== Data section ==

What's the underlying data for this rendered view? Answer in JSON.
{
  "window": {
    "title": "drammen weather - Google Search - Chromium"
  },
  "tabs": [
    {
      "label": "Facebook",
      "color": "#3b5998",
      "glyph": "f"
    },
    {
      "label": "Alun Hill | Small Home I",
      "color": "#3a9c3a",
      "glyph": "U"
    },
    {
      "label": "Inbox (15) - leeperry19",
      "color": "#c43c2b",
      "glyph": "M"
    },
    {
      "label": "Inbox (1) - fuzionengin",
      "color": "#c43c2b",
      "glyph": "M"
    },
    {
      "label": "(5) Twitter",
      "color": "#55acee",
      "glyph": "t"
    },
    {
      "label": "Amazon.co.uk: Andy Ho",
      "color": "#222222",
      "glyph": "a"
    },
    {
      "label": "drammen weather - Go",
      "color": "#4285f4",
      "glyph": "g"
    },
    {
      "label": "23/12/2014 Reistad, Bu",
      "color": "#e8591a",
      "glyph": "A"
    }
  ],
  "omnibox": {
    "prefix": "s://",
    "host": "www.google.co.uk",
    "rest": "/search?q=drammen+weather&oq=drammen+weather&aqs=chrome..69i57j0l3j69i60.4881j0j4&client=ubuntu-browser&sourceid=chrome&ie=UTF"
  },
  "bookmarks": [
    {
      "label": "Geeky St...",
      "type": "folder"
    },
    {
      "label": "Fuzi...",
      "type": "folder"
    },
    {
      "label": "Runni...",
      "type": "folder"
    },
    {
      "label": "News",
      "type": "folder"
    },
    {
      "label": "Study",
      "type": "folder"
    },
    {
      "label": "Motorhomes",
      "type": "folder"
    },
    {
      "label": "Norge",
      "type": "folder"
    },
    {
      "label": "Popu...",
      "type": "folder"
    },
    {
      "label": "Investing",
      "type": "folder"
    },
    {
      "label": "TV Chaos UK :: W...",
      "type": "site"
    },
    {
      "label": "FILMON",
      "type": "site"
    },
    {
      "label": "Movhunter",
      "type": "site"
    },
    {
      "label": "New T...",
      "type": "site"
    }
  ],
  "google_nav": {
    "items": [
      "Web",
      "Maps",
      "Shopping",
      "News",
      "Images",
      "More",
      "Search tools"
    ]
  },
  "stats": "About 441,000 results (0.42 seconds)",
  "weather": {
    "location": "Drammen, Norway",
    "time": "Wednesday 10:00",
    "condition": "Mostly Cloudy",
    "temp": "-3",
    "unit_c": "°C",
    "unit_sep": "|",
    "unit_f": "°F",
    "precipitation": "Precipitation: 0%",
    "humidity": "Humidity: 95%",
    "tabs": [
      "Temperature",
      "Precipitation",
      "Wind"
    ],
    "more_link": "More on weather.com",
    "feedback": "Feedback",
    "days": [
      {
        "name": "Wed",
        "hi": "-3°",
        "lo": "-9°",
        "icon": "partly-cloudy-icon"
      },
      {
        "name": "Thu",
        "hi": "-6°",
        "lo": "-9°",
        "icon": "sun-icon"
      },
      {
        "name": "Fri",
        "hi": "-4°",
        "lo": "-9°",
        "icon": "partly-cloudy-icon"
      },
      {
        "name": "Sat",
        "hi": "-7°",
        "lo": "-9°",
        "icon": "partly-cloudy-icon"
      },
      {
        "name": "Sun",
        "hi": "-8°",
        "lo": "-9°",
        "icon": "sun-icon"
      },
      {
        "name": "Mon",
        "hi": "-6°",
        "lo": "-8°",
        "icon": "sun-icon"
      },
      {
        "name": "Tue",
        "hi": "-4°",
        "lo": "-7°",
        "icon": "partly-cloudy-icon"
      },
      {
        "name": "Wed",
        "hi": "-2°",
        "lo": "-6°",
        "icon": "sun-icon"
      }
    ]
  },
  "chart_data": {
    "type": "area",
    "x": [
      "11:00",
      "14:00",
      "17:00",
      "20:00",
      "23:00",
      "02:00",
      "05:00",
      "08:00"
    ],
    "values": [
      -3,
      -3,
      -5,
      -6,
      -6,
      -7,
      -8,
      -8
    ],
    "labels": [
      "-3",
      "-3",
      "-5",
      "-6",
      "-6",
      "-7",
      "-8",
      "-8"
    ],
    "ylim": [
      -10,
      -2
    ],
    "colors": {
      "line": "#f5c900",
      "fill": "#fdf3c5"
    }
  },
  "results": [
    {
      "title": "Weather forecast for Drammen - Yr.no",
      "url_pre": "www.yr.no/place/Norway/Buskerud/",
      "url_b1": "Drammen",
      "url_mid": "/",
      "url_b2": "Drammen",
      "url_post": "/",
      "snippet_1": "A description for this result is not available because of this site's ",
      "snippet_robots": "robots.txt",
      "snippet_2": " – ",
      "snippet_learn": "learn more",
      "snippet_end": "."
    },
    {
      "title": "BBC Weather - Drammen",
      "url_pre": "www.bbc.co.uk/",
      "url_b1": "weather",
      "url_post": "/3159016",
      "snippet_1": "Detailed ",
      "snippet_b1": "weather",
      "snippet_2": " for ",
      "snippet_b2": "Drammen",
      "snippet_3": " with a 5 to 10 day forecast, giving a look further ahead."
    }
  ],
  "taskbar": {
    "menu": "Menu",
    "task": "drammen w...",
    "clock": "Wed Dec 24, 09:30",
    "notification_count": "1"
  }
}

===

=== Exercise brief ===
Go through the lines above. Select every one that has the string "Precipitation".

=== Exercise answer ===
    "precipitation": "Precipitation: 0%",
      "Precipitation",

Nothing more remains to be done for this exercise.